▸ Records to process:
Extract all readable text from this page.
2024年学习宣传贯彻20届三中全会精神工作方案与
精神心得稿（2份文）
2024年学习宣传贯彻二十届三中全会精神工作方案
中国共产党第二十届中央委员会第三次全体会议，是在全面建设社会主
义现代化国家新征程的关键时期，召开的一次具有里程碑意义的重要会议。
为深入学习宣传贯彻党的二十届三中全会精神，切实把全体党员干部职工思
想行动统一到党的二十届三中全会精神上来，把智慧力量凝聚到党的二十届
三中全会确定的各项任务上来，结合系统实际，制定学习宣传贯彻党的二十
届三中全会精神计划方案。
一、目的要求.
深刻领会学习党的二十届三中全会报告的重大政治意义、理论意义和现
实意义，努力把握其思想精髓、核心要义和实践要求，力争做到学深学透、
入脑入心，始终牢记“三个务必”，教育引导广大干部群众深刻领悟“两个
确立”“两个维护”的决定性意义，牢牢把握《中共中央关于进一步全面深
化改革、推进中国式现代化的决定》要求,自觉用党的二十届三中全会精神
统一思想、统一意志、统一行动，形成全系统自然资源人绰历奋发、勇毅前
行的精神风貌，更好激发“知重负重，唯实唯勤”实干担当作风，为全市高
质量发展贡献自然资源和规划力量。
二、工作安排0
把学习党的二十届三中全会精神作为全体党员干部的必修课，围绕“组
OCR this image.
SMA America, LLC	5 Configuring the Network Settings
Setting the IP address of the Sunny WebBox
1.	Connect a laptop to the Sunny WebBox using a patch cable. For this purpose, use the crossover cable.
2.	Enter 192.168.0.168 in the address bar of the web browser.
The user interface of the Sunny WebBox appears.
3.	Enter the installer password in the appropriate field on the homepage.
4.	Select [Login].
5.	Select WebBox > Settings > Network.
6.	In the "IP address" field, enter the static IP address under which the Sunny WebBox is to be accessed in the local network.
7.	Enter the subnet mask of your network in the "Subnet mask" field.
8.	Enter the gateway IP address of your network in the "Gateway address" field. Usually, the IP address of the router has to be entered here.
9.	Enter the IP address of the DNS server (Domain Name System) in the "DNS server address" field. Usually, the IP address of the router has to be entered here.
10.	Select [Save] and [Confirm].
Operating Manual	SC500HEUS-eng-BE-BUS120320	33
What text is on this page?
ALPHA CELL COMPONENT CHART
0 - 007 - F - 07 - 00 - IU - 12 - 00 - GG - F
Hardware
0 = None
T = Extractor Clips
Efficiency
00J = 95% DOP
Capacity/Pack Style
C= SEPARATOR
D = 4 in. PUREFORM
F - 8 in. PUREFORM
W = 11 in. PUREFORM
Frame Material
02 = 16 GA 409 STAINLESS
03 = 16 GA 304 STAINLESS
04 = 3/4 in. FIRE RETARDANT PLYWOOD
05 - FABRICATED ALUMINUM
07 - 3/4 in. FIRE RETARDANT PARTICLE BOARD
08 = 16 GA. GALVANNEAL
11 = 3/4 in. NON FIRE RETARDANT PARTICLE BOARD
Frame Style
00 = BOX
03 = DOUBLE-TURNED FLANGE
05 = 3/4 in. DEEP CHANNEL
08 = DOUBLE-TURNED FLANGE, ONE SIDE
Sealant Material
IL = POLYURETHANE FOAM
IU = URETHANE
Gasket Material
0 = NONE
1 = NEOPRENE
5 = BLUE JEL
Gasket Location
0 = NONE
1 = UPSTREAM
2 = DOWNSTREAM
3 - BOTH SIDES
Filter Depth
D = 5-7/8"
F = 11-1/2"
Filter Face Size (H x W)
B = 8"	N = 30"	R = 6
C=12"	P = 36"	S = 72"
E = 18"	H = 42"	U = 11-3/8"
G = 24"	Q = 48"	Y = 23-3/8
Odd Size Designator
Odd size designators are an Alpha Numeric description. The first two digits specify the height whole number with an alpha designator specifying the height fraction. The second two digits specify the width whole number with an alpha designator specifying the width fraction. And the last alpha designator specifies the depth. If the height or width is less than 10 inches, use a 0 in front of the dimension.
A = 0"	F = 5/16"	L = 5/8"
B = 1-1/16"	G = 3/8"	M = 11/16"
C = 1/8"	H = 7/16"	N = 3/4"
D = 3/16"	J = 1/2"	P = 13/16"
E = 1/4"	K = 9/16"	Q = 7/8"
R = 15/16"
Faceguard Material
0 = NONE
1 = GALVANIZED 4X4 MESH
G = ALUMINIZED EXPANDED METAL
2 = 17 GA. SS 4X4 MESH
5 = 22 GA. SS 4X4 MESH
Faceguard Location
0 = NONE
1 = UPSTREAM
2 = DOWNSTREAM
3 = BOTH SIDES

▸ What you need to do:
Extract every line from the records above that contains the word "TURNED".

▸ Task result:
03 = DOUBLE-TURNED FLANGE
08 = DOUBLE-TURNED FLANGE, ONE SIDE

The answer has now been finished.